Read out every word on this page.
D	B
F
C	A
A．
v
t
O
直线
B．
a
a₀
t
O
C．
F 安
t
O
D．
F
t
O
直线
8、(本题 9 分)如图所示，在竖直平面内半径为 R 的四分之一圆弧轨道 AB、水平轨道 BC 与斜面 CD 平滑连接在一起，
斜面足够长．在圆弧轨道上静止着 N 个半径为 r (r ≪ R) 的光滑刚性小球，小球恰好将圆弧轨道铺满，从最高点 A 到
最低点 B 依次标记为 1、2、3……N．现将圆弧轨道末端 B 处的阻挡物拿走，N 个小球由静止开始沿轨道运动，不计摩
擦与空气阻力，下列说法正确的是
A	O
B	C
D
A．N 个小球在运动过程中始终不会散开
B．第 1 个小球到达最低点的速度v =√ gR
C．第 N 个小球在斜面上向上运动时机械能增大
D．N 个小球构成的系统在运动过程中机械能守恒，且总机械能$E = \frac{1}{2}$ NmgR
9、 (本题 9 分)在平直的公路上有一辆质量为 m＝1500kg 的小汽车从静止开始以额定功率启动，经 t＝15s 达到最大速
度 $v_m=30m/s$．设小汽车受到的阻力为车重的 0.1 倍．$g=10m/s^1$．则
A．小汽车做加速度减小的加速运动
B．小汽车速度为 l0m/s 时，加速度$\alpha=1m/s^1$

== == ==

* THE PROBLEM *
Write out every entry verbatim.

* CORRECT RESPONSE *
Read out every word on this page.
D	B
F
C	A
A．
v
t
O
直线
B．
a
a₀
t
O
C．
F 安
t
O
D．
F
t
O
直线
8、(本题 9 分)如图所示，在竖直平面内半径为 R 的四分之一圆弧轨道 AB、水平轨道 BC 与斜面 CD 平滑连接在一起，
斜面足够长．在圆弧轨道上静止着 N 个半径为 r (r ≪ R) 的光滑刚性小球，小球恰好将圆弧轨道铺满，从最高点 A 到
最低点 B 依次标记为 1、2、3……N．现将圆弧轨道末端 B 处的阻挡物拿走，N 个小球由静止开始沿轨道运动，不计摩
擦与空气阻力，下列说法正确的是
A	O
B	C
D
A．N 个小球在运动过程中始终不会散开
B．第 1 个小球到达最低点的速度v =√ gR
C．第 N 个小球在斜面上向上运动时机械能增大
D．N 个小球构成的系统在运动过程中机械能守恒，且总机械能$E = \frac{1}{2}$ NmgR
9、 (本题 9 分)在平直的公路上有一辆质量为 m＝1500kg 的小汽车从静止开始以额定功率启动，经 t＝15s 达到最大速
度 $v_m=30m/s$．设小汽车受到的阻力为车重的 0.1 倍．$g=10m/s^1$．则
A．小汽车做加速度减小的加速运动
B．小汽车速度为 l0m/s 时，加速度$\alpha=1m/s^1$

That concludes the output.